● **RECORDS SHOWN**:
'''

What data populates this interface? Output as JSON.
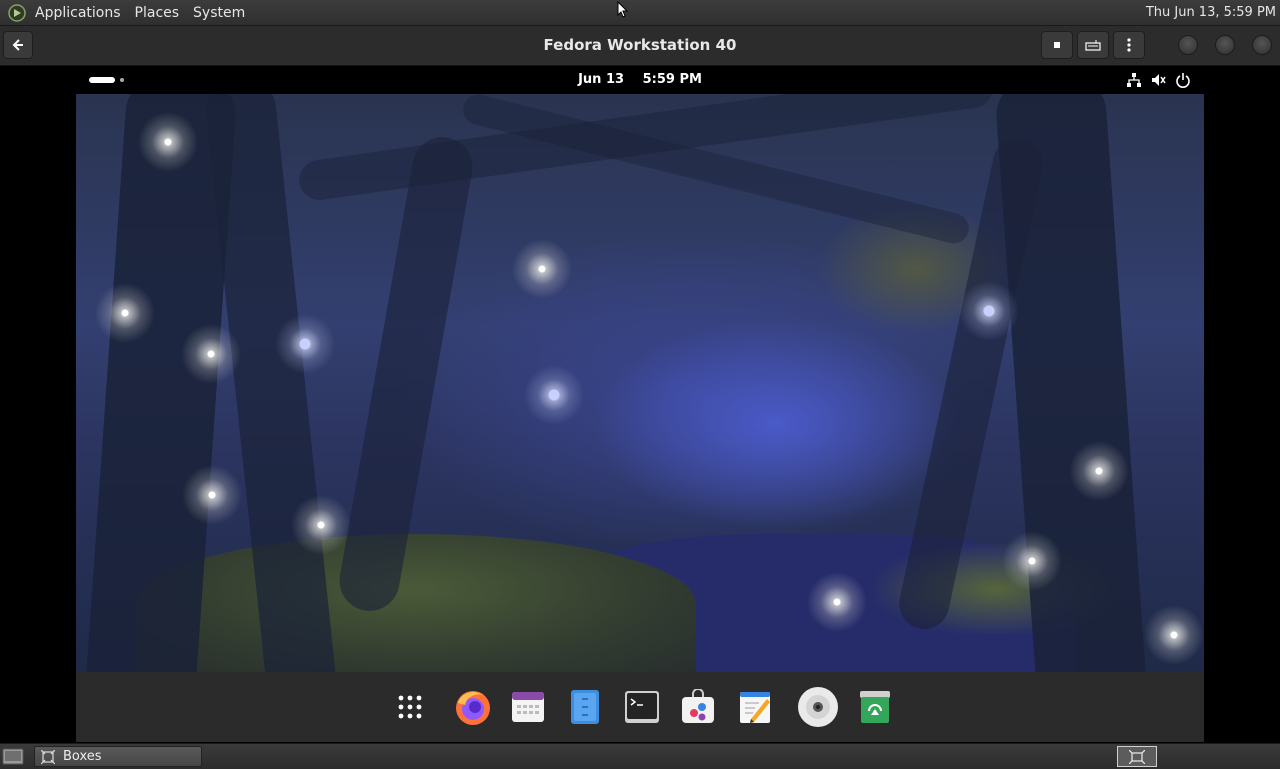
{
  "host_panel": {
    "menus": [
      "Applications",
      "Places",
      "System"
    ],
    "clock": "Thu Jun 13,  5:59 PM"
  },
  "boxes_header": {
    "title": "Fedora Workstation 40",
    "buttons": [
      "back-icon",
      "stop-icon",
      "keyboard-icon",
      "more-options-icon"
    ],
    "window_controls": [
      "minimize",
      "maximize",
      "close"
    ]
  },
  "guest": {
    "date": "Jun 13",
    "time": "5:59 PM",
    "status_icons": [
      "network-icon",
      "volume-muted-icon",
      "power-icon"
    ],
    "wallpaper_theme": "forest-night-fireflies",
    "dock_apps": [
      "show-apps",
      "firefox",
      "calendar",
      "files",
      "terminal",
      "software",
      "text-editor",
      "disk",
      "trash"
    ]
  },
  "taskbar": {
    "window_label": "Boxes"
  },
  "colors": {
    "panel_bg": "#3c3c3c",
    "header_bg": "#2c2c2c",
    "dock_bg": "#2b2b2b",
    "wallpaper_accent": "#4a5ac8"
  }
}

'''

● **GOAL**: Print each entry shown above with exact wording and no pictures.

● **FINAL ANSWER**:
What data populates this interface? Output as JSON.
{
  "host_panel": {
    "menus": [
      "Applications",
      "Places",
      "System"
    ],
    "clock": "Thu Jun 13,  5:59 PM"
  },
  "boxes_header": {
    "title": "Fedora Workstation 40",
    "buttons": [
      "back-icon",
      "stop-icon",
      "keyboard-icon",
      "more-options-icon"
    ],
    "window_controls": [
      "minimize",
      "maximize",
      "close"
    ]
  },
  "guest": {
    "date": "Jun 13",
    "time": "5:59 PM",
    "status_icons": [
      "network-icon",
      "volume-muted-icon",
      "power-icon"
    ],
    "wallpaper_theme": "forest-night-fireflies",
    "dock_apps": [
      "show-apps",
      "firefox",
      "calendar",
      "files",
      "terminal",
      "software",
      "text-editor",
      "disk",
      "trash"
    ]
  },
  "taskbar": {
    "window_label": "Boxes"
  },
  "colors": {
    "panel_bg": "#3c3c3c",
    "header_bg": "#2c2c2c",
    "dock_bg": "#2b2b2b",
    "wallpaper_accent": "#4a5ac8"
  }
}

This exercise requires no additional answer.